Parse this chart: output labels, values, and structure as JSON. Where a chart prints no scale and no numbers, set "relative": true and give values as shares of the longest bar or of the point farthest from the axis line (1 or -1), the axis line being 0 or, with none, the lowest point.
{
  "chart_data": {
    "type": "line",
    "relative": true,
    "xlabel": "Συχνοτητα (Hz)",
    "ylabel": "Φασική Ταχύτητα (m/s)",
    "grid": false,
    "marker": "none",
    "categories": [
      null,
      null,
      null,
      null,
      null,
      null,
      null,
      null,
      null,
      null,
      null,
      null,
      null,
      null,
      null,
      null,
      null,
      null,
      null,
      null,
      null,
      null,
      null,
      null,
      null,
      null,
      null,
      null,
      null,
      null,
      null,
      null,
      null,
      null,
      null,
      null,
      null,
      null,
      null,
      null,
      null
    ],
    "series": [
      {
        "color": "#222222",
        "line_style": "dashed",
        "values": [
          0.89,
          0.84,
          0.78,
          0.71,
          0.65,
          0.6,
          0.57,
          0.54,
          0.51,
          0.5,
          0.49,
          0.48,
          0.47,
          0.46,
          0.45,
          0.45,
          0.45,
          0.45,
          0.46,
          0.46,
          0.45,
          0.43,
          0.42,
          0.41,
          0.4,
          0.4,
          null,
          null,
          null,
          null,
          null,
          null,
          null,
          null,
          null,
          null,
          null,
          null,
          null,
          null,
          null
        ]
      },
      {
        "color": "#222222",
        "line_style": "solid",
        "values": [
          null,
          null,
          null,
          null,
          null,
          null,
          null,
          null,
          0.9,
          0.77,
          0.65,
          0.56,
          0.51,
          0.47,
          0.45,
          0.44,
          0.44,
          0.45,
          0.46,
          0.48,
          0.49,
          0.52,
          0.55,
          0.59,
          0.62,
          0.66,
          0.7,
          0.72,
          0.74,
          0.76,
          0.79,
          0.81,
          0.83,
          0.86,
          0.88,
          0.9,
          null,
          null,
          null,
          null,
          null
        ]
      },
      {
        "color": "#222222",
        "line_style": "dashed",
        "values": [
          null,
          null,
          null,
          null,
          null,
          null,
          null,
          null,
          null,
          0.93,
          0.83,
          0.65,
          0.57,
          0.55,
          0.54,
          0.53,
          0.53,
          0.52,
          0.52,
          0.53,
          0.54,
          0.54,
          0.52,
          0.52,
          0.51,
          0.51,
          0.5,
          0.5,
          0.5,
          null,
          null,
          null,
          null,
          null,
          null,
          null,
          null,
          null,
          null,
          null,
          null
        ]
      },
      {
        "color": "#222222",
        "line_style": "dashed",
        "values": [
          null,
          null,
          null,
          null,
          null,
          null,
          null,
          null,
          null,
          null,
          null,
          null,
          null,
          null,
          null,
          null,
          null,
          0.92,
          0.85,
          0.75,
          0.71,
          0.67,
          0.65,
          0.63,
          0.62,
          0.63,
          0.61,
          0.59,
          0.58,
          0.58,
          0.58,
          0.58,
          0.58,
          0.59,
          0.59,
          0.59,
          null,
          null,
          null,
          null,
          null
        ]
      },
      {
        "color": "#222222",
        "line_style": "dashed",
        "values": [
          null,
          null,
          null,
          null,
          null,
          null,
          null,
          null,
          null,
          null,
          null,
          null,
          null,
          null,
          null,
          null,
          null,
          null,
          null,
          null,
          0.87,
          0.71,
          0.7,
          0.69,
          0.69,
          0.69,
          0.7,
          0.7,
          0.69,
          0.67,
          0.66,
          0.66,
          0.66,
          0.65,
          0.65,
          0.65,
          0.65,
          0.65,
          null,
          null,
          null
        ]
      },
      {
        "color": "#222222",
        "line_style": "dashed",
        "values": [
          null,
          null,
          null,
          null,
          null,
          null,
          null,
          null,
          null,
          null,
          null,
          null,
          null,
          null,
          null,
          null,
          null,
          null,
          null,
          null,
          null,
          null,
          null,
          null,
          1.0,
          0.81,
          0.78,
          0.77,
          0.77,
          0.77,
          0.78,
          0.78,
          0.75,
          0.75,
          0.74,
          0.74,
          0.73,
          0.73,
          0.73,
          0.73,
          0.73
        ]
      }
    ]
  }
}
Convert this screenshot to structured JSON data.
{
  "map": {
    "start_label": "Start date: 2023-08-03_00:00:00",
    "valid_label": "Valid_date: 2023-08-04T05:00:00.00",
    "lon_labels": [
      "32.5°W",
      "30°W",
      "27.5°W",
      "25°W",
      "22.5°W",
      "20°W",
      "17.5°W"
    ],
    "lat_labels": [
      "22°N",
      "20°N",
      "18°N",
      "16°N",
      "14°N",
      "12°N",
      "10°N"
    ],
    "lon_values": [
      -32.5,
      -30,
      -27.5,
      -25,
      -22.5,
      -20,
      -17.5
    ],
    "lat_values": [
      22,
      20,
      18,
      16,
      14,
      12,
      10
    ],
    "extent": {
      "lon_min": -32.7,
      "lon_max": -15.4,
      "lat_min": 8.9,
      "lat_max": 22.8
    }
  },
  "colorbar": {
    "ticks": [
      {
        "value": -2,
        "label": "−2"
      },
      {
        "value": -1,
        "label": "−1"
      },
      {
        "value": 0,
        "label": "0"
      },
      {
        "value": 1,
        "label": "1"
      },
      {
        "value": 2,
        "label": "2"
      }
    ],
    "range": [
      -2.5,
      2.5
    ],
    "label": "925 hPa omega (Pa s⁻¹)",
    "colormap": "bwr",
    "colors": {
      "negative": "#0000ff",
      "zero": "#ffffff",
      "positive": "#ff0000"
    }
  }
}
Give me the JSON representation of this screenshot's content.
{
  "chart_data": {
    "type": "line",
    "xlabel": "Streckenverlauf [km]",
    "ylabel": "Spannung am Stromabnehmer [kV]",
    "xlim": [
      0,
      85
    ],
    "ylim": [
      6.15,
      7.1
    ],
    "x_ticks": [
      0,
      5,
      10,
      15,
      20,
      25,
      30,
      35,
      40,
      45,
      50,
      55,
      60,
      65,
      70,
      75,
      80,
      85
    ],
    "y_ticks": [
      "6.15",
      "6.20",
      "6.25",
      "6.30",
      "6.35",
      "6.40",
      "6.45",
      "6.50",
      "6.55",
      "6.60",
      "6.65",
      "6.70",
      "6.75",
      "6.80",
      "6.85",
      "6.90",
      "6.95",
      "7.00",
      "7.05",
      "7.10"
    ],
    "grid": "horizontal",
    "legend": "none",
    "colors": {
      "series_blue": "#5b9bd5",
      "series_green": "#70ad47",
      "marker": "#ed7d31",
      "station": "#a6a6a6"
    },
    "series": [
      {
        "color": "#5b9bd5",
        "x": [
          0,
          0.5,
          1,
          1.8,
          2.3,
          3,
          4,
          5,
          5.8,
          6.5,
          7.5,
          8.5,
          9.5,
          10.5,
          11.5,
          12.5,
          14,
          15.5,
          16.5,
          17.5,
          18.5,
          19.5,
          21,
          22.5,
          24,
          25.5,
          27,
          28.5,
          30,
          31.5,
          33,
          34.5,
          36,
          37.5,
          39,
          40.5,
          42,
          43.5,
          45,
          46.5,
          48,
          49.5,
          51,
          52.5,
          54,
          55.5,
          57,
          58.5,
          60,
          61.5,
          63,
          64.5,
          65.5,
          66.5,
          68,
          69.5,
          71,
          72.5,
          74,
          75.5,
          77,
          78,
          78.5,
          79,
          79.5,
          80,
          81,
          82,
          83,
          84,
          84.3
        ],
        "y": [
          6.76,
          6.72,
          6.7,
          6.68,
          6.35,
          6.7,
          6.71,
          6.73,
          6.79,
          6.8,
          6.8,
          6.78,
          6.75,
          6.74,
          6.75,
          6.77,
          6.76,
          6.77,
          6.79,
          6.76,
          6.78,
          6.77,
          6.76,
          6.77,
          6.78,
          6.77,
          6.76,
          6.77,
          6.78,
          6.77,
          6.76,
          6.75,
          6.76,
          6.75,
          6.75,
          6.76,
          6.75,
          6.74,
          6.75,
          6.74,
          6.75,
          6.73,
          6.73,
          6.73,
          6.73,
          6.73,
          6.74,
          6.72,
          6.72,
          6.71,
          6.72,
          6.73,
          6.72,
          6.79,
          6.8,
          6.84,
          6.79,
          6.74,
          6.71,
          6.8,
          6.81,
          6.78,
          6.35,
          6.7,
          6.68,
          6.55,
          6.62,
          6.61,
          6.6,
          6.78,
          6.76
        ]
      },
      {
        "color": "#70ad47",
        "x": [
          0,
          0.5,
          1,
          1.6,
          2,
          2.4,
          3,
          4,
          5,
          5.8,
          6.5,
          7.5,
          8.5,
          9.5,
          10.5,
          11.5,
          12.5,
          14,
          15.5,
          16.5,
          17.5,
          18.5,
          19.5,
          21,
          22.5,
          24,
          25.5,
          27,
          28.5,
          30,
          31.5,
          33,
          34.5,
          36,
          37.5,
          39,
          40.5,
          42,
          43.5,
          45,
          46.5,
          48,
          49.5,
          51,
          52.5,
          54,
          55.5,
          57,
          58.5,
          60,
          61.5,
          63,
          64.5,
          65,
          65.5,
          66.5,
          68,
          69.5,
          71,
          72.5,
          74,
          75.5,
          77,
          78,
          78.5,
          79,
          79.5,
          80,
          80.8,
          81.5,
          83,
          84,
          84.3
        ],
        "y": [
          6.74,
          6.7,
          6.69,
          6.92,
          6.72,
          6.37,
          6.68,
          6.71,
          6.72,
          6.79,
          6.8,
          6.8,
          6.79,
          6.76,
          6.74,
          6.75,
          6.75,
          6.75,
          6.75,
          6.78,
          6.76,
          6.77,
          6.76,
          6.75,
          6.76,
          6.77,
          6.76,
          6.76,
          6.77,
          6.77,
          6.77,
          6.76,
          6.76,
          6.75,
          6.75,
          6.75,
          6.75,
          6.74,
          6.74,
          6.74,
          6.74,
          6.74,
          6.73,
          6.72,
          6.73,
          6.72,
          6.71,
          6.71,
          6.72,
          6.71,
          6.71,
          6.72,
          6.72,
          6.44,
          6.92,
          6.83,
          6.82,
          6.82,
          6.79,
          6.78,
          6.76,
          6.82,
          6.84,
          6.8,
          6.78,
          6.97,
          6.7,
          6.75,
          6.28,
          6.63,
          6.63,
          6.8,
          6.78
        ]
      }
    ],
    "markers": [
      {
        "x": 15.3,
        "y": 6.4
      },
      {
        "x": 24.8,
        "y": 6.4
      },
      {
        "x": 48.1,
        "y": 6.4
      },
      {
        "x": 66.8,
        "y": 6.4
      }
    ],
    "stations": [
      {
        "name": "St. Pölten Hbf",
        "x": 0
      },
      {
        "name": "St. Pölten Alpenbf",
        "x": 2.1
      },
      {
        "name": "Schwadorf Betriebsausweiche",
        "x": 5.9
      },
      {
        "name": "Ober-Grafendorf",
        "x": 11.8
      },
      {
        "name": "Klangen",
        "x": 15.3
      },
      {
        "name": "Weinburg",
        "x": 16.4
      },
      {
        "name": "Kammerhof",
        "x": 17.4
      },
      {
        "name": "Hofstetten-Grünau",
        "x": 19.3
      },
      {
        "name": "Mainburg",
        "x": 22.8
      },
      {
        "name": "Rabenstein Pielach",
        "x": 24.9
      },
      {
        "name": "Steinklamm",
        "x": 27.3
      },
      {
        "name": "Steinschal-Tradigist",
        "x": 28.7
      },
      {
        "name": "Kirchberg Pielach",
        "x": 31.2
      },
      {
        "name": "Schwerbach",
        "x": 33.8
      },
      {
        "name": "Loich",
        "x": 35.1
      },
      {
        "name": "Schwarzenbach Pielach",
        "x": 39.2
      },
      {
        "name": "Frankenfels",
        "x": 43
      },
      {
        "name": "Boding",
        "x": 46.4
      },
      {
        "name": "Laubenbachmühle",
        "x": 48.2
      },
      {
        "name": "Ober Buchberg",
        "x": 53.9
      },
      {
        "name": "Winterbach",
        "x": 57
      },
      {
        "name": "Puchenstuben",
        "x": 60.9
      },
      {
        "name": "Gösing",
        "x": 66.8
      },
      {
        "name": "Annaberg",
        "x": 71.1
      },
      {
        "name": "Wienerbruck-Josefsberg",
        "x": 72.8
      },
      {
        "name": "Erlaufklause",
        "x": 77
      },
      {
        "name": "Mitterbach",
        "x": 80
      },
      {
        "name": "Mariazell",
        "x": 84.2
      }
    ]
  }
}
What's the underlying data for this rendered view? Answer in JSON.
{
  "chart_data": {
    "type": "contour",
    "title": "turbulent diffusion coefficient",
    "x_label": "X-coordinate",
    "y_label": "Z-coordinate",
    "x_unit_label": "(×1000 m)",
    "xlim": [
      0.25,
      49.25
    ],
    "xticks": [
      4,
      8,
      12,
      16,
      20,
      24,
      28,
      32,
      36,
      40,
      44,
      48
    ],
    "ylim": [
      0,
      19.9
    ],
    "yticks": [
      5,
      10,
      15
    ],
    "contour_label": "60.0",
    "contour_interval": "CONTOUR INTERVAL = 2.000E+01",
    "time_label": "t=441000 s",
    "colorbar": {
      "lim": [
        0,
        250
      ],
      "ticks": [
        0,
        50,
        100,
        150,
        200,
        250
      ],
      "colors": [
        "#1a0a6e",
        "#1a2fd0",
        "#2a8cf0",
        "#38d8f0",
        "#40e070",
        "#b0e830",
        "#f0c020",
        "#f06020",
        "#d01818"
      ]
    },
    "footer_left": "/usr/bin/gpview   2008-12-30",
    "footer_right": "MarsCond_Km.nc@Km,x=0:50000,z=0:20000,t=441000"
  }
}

_ _ _

◆ **Task statement**
In the entries above, take the line containing "What's the underlying" and each later line through the last, and repeat them exactly. Output nothing else.

◆ **Solved exercise**
What's the underlying data for this rendered view? Answer in JSON.
{
  "chart_data": {
    "type": "contour",
    "title": "turbulent diffusion coefficient",
    "x_label": "X-coordinate",
    "y_label": "Z-coordinate",
    "x_unit_label": "(×1000 m)",
    "xlim": [
      0.25,
      49.25
    ],
    "xticks": [
      4,
      8,
      12,
      16,
      20,
      24,
      28,
      32,
      36,
      40,
      44,
      48
    ],
    "ylim": [
      0,
      19.9
    ],
    "yticks": [
      5,
      10,
      15
    ],
    "contour_label": "60.0",
    "contour_interval": "CONTOUR INTERVAL = 2.000E+01",
    "time_label": "t=441000 s",
    "colorbar": {
      "lim": [
        0,
        250
      ],
      "ticks": [
        0,
        50,
        100,
        150,
        200,
        250
      ],
      "colors": [
        "#1a0a6e",
        "#1a2fd0",
        "#2a8cf0",
        "#38d8f0",
        "#40e070",
        "#b0e830",
        "#f0c020",
        "#f06020",
        "#d01818"
      ]
    },
    "footer_left": "/usr/bin/gpview   2008-12-30",
    "footer_right": "MarsCond_Km.nc@Km,x=0:50000,z=0:20000,t=441000"
  }
}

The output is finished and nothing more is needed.